# [Passage to read]
Never would have occurred to me until once I accidentally had my iPod on shuffle and got some really freaky and/or amusing juxtapositions. That's when I first noticed the relationship between the opening bars of Mozart's c-minor serenade and Britten's Young Person's Guide. I'm old and know most of the music I play really well, so since then I have sometimes listened on shuffle intentionally for fun.


----------



## Kiki (Aug 15, 2018)

Years ago, an audiophile friend asked me to bring some classical "songs" to his house to showcase his new streamer so I brought Le Sacre du printemps in 14 flac files and a cuesheet. His then new streamer did not read my cuesheet and messed up the playing order of the flac files. That essentially was shuffling in action. I absolutely went nuts back then, but come to think about it, did it matter? In fact it didn't, since all he wanted was bang bang bang! He didn't care about the music. The accidental shuffling did not matter a single bit.

For most folks here I think the situation is very different. You know the music so you know what you're doing when shuffling. I suppose for some music it could even make sense to shuffle, Chopin's Mazukas perhaps, or Chants d'Auvergne, instead of always listening in the same predictable order, which in itself was not meant to be.

And I suppose most people wouldn't want to shuffle if they are doing "critical listening" (i.e. leave-your-phone-in-the-other-room kind of listening! :lol: ) I definitely don't!!! However, let's admit it, we don't always do "critical listening". I'm actually thinking, maybe the next time I prepare food for a big dinner party I should shuffle the movements of all Beethoven symphonies, just to spice it up a little bit with some unexpected surprises.


----------



## SONNET CLV (May 31, 2014)

I play a lot of classical music, and I never shuffle.
Now, don't get me wrong. I used to. I used to shuffle a lot.
To all kinds of music, especially classical!
But these old legs ain't what they used to be.
So now I'm content to just sit in my recliner and listen to the music. 
My dancin' days are, sadly, over.


----------



## Larkenfield (Jun 5, 2017)

Let her and don’t interfere with her enjoyment. If something’s wrong, she’ll figure it out for herself and ask you.


----------



## Enthusiast (Mar 5, 2016)

Shuffling of short pieces is fine and sometimes the juxtapositions work wonderfully. You can also avoid breaking up longer works by ensuring that all the movements (or scenes and acts!) are joined together in one file - but it wouldn't make a lot of sense shuffling long works.


----------



## Oldhoosierdude (May 29, 2016)

Who cares?

Tell her for me, "You do you!"


----------



## millionrainbows (Jun 23, 2012)

MatthewWeflen said:


> As I'm leaving, she says "once you go I'll put the iPod on shuffle and listen to some music."
> 
> AAAAAAAAAGGGHHHHHHH!!!!!!!
> 
> I almost wanted to take the music back to prevent this from happening. I did say that this should not be done and why.

# [Set of tasks]
**1)** From the forum thread about shuffling classical music, copy word for word the part from "## SONNET CLV" to "music, especially classical!".
**2)** Decide whether each statement agrees with the forum thread about shuffling classical music, answering yes or no and quoting the deciding words: (a) The new streamer belonging to Kiki's friend played the Le Sacre du printemps files out of order. (b) Enthusiast thinks it makes a lot of sense to shuffle long works. (c) Kiki brought Le Sacre du printemps split into 12 flac files.

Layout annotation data
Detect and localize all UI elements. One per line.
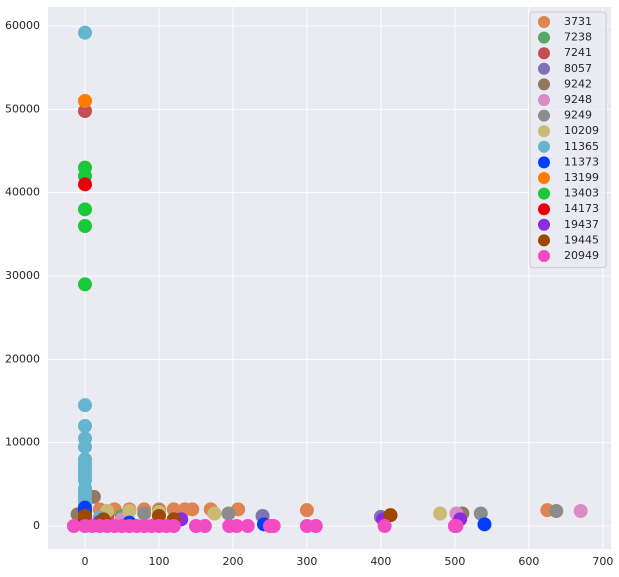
point [377, 519, 392, 533]
legend-marker [538, 125, 550, 138]
legend-label: 7241 [564, 46, 592, 59]
legend-label: 3731 [564, 15, 592, 28]
y-tick-label: 30000 [5, 269, 40, 282]
plot-area [48, 7, 611, 549]
point [383, 508, 398, 523]
point [77, 25, 92, 40]
legend-marker [538, 218, 550, 231]
point [549, 504, 564, 518]
legend-label: 13199 [564, 171, 599, 184]
legend-label: 11373 [564, 155, 599, 168]
legend-marker [538, 78, 550, 91]
x-tick-label: 700 [592, 555, 613, 568]
point [66, 519, 81, 533]
point [137, 506, 152, 521]
legend-marker [538, 94, 550, 106]
series [66, 519, 464, 533]
point [166, 519, 181, 533]
y-tick-label: 20000 [5, 352, 40, 365]
point [77, 219, 92, 233]
point [449, 519, 464, 533]
point [266, 519, 281, 533]
legend-marker [538, 109, 550, 122]
point [207, 506, 222, 521]
point [77, 202, 92, 217]
point [185, 502, 200, 517]
y-tick-label: 10000 [5, 436, 40, 449]
legend-label: 19437 [564, 218, 599, 231]
point [229, 519, 244, 533]
legend-marker [538, 31, 550, 44]
x-tick-label: 100 [148, 555, 169, 568]
legend-label: 7238 [564, 31, 592, 44]
legend-label: 10209 [564, 124, 599, 137]
point [77, 104, 92, 118]
point [473, 506, 488, 521]
point [433, 506, 448, 521]
point [77, 398, 92, 413]
point [477, 517, 492, 532]
x-tick-label: 200 [222, 555, 243, 568]
point [573, 504, 588, 518]
legend-label: 20949 [564, 249, 599, 262]
legend-marker [538, 62, 550, 75]
point [77, 439, 92, 454]
x-tick-label: 500 [444, 555, 465, 568]
point [77, 419, 92, 433]
y-tick-label: 0 [33, 519, 40, 532]
legend-box [529, 11, 607, 269]
point [77, 177, 92, 192]
point [166, 502, 181, 517]
point [77, 277, 92, 292]
legend-label: 11365 [564, 140, 599, 153]
x-tick-label: 600 [518, 555, 539, 568]
legend-marker [538, 16, 550, 28]
legend-marker [538, 156, 550, 169]
legend-marker [538, 234, 550, 247]
series [137, 504, 564, 521]
legend-label: 13403 [564, 187, 599, 200]
legend-marker [538, 47, 550, 60]
point [240, 519, 255, 533]
point [197, 519, 212, 533]
legend-label: 9249 [564, 109, 592, 122]
legend-label: 19445 [564, 233, 599, 246]
x-tick-label: 400 [370, 555, 391, 568]
y-tick-label: 50000 [5, 102, 40, 115]
point [221, 506, 236, 521]
legend: 3731 7238 7241 8057 9242 9248 9249 10209 11365 11… [529, 11, 607, 269]
legend-marker [538, 172, 550, 184]
x-tick-label: 300 [296, 555, 317, 568]
legend-label: 14173 [564, 202, 599, 215]
y-tick-label: 40000 [5, 186, 40, 199]
point [77, 509, 92, 523]
point [151, 509, 166, 523]
point [77, 94, 92, 108]
legend-marker [538, 203, 550, 216]
point [299, 503, 314, 518]
legend-marker [538, 187, 550, 200]
point [122, 504, 137, 518]
point [308, 519, 323, 533]
legend-marker [538, 140, 550, 153]
legend-marker [538, 250, 550, 262]
legend-label: 9242 [564, 77, 592, 90]
x-tick-label: 0 [81, 555, 88, 568]
legend-label: 8057 [564, 62, 592, 75]
y-tick-label: 60000 [5, 19, 40, 32]
legend-label: 9248 [564, 93, 592, 106]
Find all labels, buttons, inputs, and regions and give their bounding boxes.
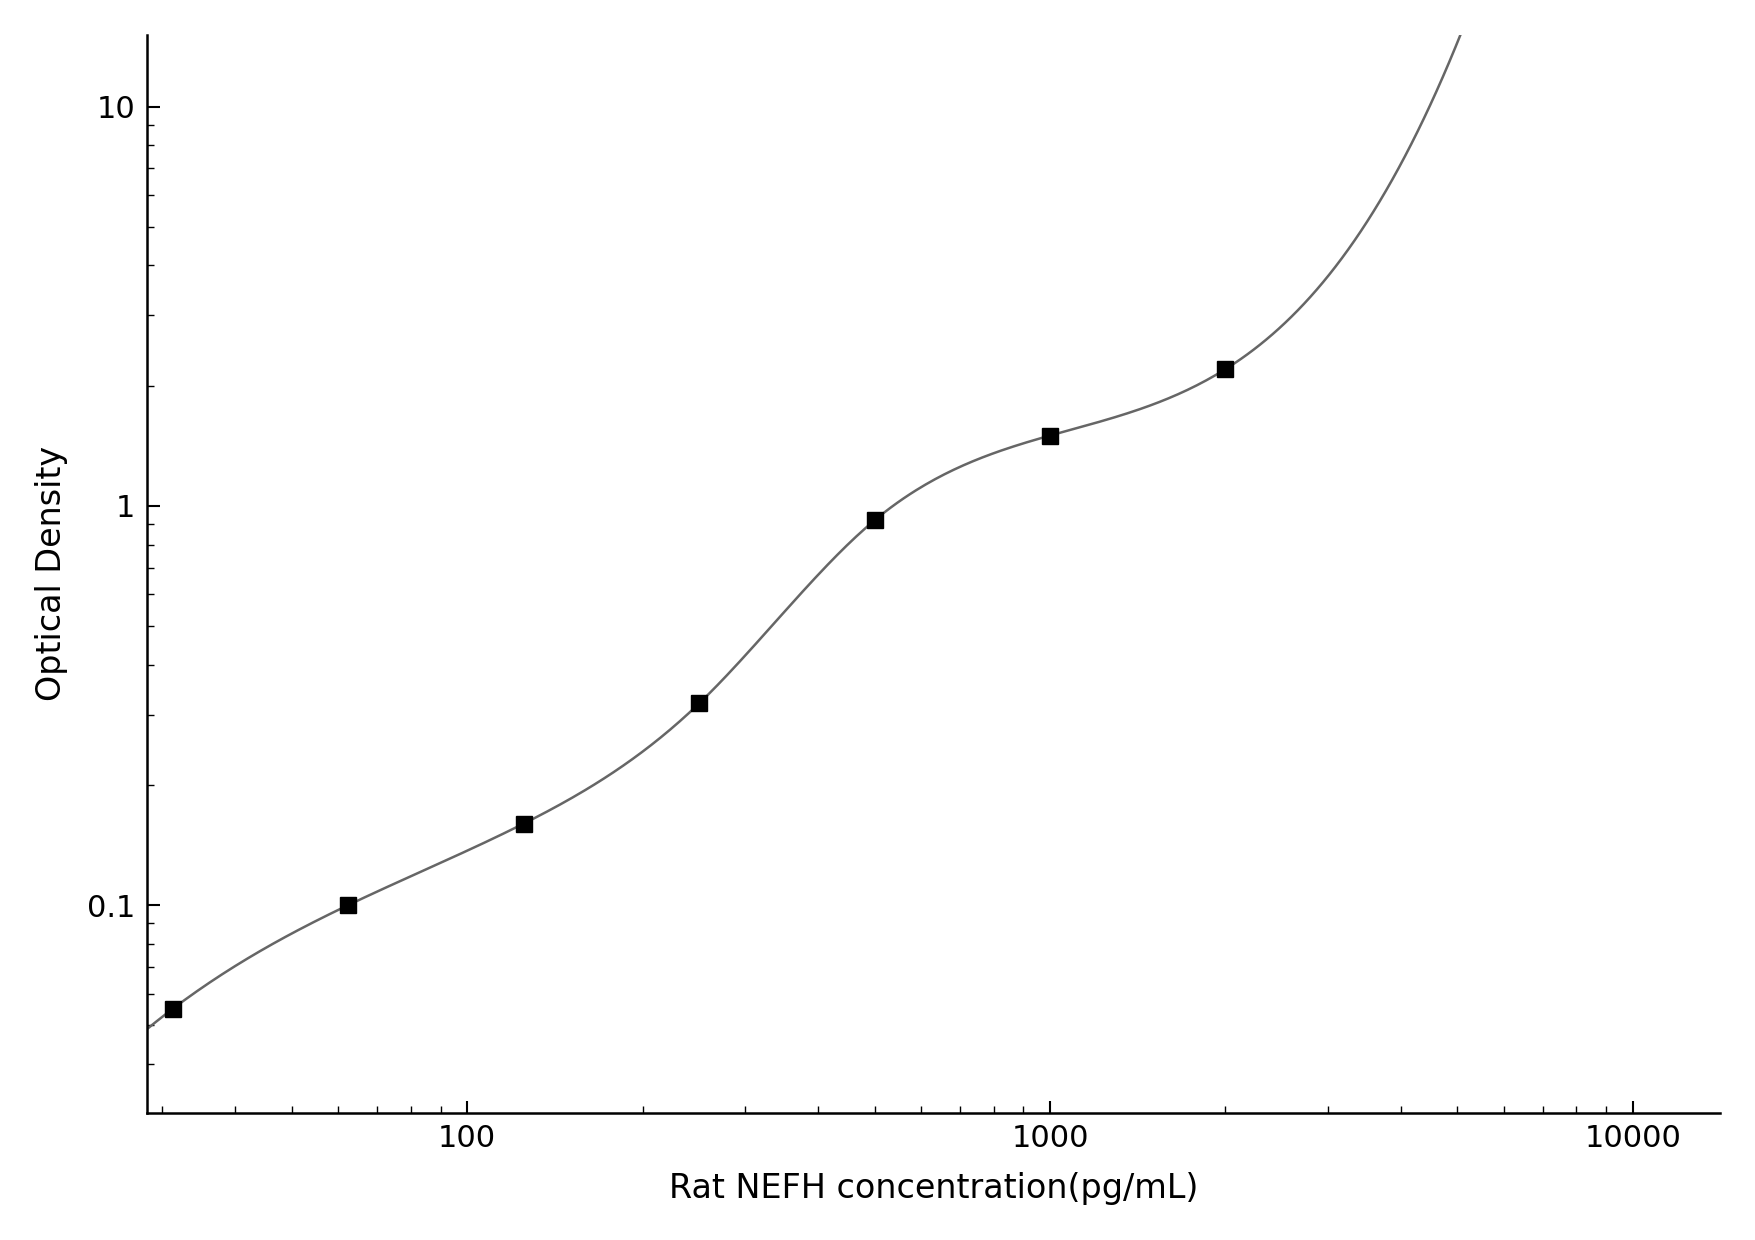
Y-axis label: Optical Density: Optical Density	[35, 446, 68, 702]
X-axis label: Rat NEFH concentration(pg/mL): Rat NEFH concentration(pg/mL)	[669, 1172, 1199, 1205]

# [Exercise answers]
**1)**
## SONNET CLV (May 31, 2014)

I play a lot of classical music, and I never shuffle.
Now, don't get me wrong. I used to. I used to shuffle a lot.
To all kinds of music, especially classical!

**2)**
(a) Yes: "His then new streamer did not read my cuesheet and messed up the playing order of the flac files."
(b) No: "but it wouldn't make a lot of sense shuffling long works."
(c) No: "I brought Le Sacre du printemps in 14 flac files and a cuesheet."